### STORED DATA ###
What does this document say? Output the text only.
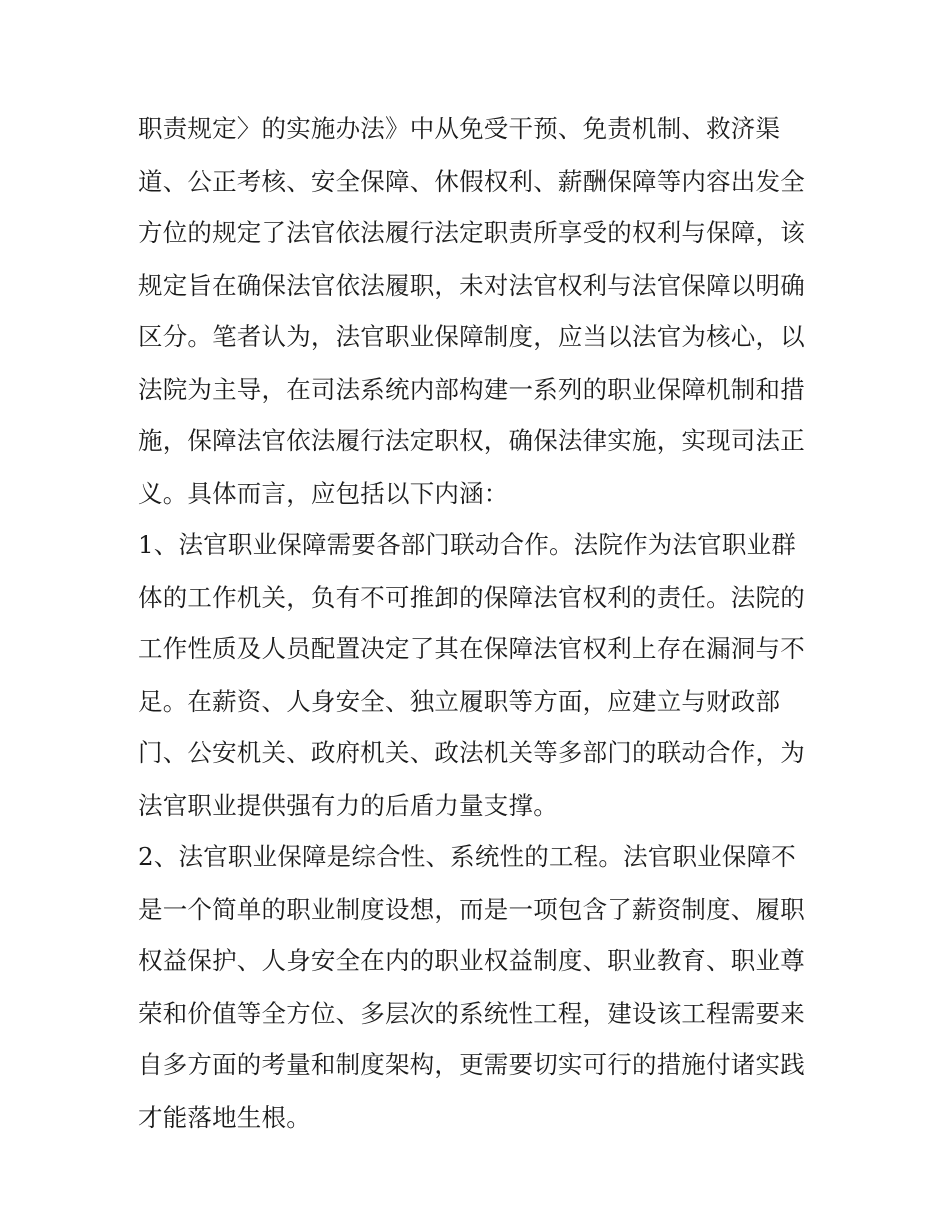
职责规定〉的实施办法》中从免受干预、免责机制、救济渠
道、公正考核、安全保障、休假权利、薪酬保障等内容出发全
方位的规定了法官依法履行法定职责所享受的权利与保障，该
规定旨在确保法官依法履职，未对法官权利与法官保障以明确
区分。笔者认为，法官职业保障制度，应当以法官为核心，以
法院为主导，在司法系统内部构建一系列的职业保障机制和措
施，保障法官依法履行法定职权，确保法律实施，实现司法正
义。具体而言，应包括以下内涵：
1、法官职业保障需要各部门联动合作。法院作为法官职业群
体的工作机关，负有不可推卸的保障法官权利的责任。法院的
工作性质及人员配置决定了其在保障法官权利上存在漏洞与不
足。在薪资、人身安全、独立履职等方面，应建立与财政部
门、公安机关、政府机关、政法机关等多部门的联动合作，为
法官职业提供强有力的后盾力量支撑。
2、法官职业保障是综合性、系统性的工程。法官职业保障不
是一个简单的职业制度设想，而是一项包含了薪资制度、履职
权益保护、人身安全在内的职业权益制度、职业教育、职业尊
荣和价值等全方位、多层次的系统性工程，建设该工程需要来
自多方面的考量和制度架构，更需要切实可行的措施付诸实践
才能落地生根。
###
All preceding records should be duplicated verbatim, images excepted.

What does this document say? Output the text only.
职责规定〉的实施办法》中从免受干预、免责机制、救济渠
道、公正考核、安全保障、休假权利、薪酬保障等内容出发全
方位的规定了法官依法履行法定职责所享受的权利与保障，该
规定旨在确保法官依法履职，未对法官权利与法官保障以明确
区分。笔者认为，法官职业保障制度，应当以法官为核心，以
法院为主导，在司法系统内部构建一系列的职业保障机制和措
施，保障法官依法履行法定职权，确保法律实施，实现司法正
义。具体而言，应包括以下内涵：
1、法官职业保障需要各部门联动合作。法院作为法官职业群
体的工作机关，负有不可推卸的保障法官权利的责任。法院的
工作性质及人员配置决定了其在保障法官权利上存在漏洞与不
足。在薪资、人身安全、独立履职等方面，应建立与财政部
门、公安机关、政府机关、政法机关等多部门的联动合作，为
法官职业提供强有力的后盾力量支撑。
2、法官职业保障是综合性、系统性的工程。法官职业保障不
是一个简单的职业制度设想，而是一项包含了薪资制度、履职
权益保护、人身安全在内的职业权益制度、职业教育、职业尊
荣和价值等全方位、多层次的系统性工程，建设该工程需要来
自多方面的考量和制度架构，更需要切实可行的措施付诸实践
才能落地生根。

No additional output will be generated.